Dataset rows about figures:
[start]

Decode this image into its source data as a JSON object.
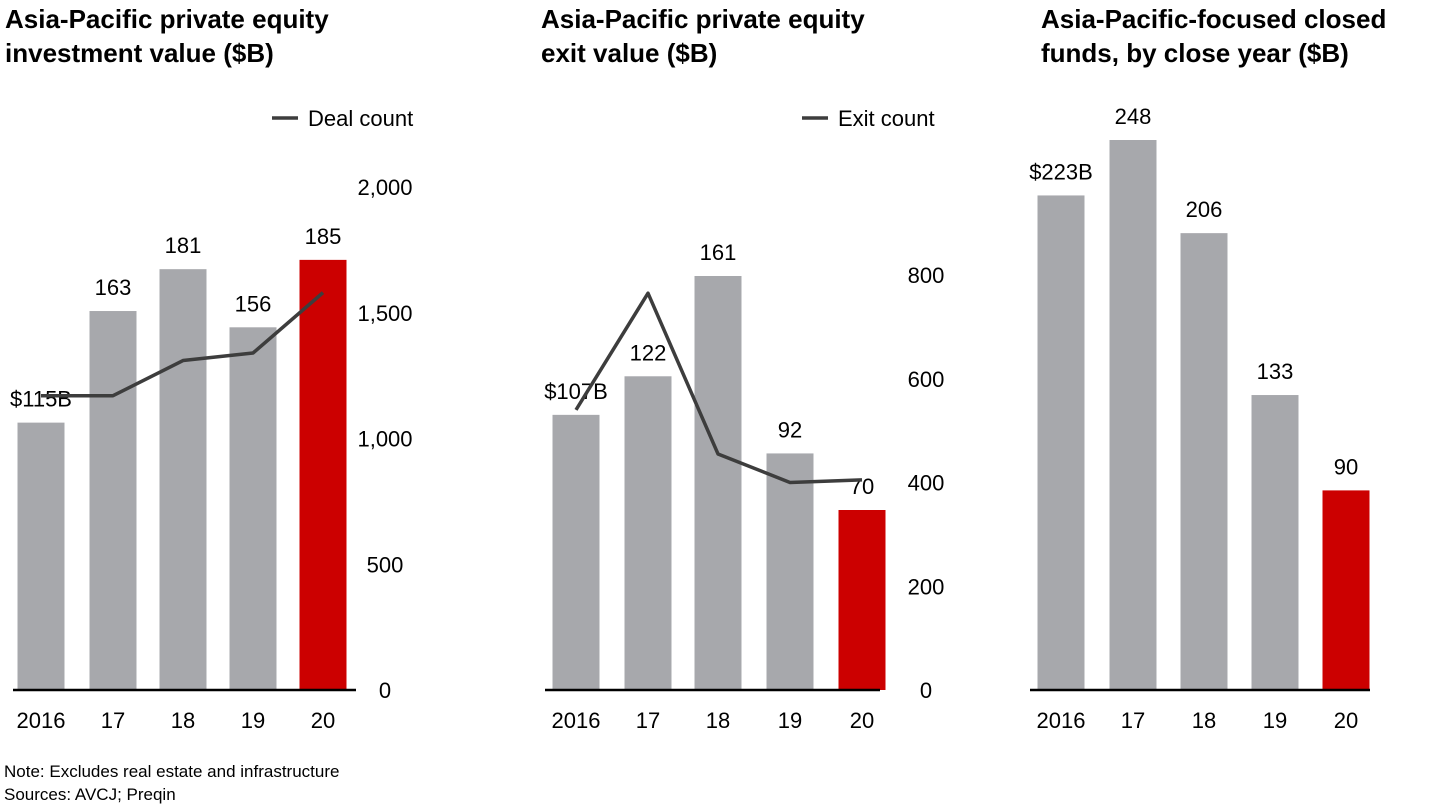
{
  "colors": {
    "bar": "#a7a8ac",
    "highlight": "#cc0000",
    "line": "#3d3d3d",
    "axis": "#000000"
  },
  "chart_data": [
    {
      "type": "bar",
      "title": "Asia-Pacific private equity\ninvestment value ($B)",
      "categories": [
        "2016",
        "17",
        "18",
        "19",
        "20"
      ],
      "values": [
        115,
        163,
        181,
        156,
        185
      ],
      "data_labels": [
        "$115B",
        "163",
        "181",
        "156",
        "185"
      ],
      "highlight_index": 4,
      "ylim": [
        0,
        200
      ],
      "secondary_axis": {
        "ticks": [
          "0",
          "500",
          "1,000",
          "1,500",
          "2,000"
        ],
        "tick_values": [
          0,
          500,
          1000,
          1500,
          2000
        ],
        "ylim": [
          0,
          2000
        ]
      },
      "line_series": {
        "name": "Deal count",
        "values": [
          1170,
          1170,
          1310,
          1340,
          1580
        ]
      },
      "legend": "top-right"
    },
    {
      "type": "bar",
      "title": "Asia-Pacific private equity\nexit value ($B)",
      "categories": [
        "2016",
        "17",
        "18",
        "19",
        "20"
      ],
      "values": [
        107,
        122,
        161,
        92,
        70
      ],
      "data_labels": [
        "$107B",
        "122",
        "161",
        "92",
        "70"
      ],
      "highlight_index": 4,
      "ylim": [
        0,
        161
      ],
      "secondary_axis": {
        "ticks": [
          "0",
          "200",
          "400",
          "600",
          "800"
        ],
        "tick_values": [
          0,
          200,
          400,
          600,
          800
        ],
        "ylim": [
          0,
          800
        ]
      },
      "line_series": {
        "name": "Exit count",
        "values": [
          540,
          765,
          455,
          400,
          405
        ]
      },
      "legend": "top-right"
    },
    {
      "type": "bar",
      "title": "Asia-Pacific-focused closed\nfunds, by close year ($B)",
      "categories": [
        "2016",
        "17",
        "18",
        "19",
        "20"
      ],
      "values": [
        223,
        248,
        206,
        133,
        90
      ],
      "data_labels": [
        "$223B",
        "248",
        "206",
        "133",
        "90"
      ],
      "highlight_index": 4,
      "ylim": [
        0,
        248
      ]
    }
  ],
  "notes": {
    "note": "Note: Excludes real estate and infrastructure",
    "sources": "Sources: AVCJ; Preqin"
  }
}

[end]

### WHAT TO WORK ON
Repeat the records in full, exactly as they appear, without the pictures.

### TASK ANSWER
Decode this image into its source data as a JSON object.
{
  "colors": {
    "bar": "#a7a8ac",
    "highlight": "#cc0000",
    "line": "#3d3d3d",
    "axis": "#000000"
  },
  "chart_data": [
    {
      "type": "bar",
      "title": "Asia-Pacific private equity\ninvestment value ($B)",
      "categories": [
        "2016",
        "17",
        "18",
        "19",
        "20"
      ],
      "values": [
        115,
        163,
        181,
        156,
        185
      ],
      "data_labels": [
        "$115B",
        "163",
        "181",
        "156",
        "185"
      ],
      "highlight_index": 4,
      "ylim": [
        0,
        200
      ],
      "secondary_axis": {
        "ticks": [
          "0",
          "500",
          "1,000",
          "1,500",
          "2,000"
        ],
        "tick_values": [
          0,
          500,
          1000,
          1500,
          2000
        ],
        "ylim": [
          0,
          2000
        ]
      },
      "line_series": {
        "name": "Deal count",
        "values": [
          1170,
          1170,
          1310,
          1340,
          1580
        ]
      },
      "legend": "top-right"
    },
    {
      "type": "bar",
      "title": "Asia-Pacific private equity\nexit value ($B)",
      "categories": [
        "2016",
        "17",
        "18",
        "19",
        "20"
      ],
      "values": [
        107,
        122,
        161,
        92,
        70
      ],
      "data_labels": [
        "$107B",
        "122",
        "161",
        "92",
        "70"
      ],
      "highlight_index": 4,
      "ylim": [
        0,
        161
      ],
      "secondary_axis": {
        "ticks": [
          "0",
          "200",
          "400",
          "600",
          "800"
        ],
        "tick_values": [
          0,
          200,
          400,
          600,
          800
        ],
        "ylim": [
          0,
          800
        ]
      },
      "line_series": {
        "name": "Exit count",
        "values": [
          540,
          765,
          455,
          400,
          405
        ]
      },
      "legend": "top-right"
    },
    {
      "type": "bar",
      "title": "Asia-Pacific-focused closed\nfunds, by close year ($B)",
      "categories": [
        "2016",
        "17",
        "18",
        "19",
        "20"
      ],
      "values": [
        223,
        248,
        206,
        133,
        90
      ],
      "data_labels": [
        "$223B",
        "248",
        "206",
        "133",
        "90"
      ],
      "highlight_index": 4,
      "ylim": [
        0,
        248
      ]
    }
  ],
  "notes": {
    "note": "Note: Excludes real estate and infrastructure",
    "sources": "Sources: AVCJ; Preqin"
  }
}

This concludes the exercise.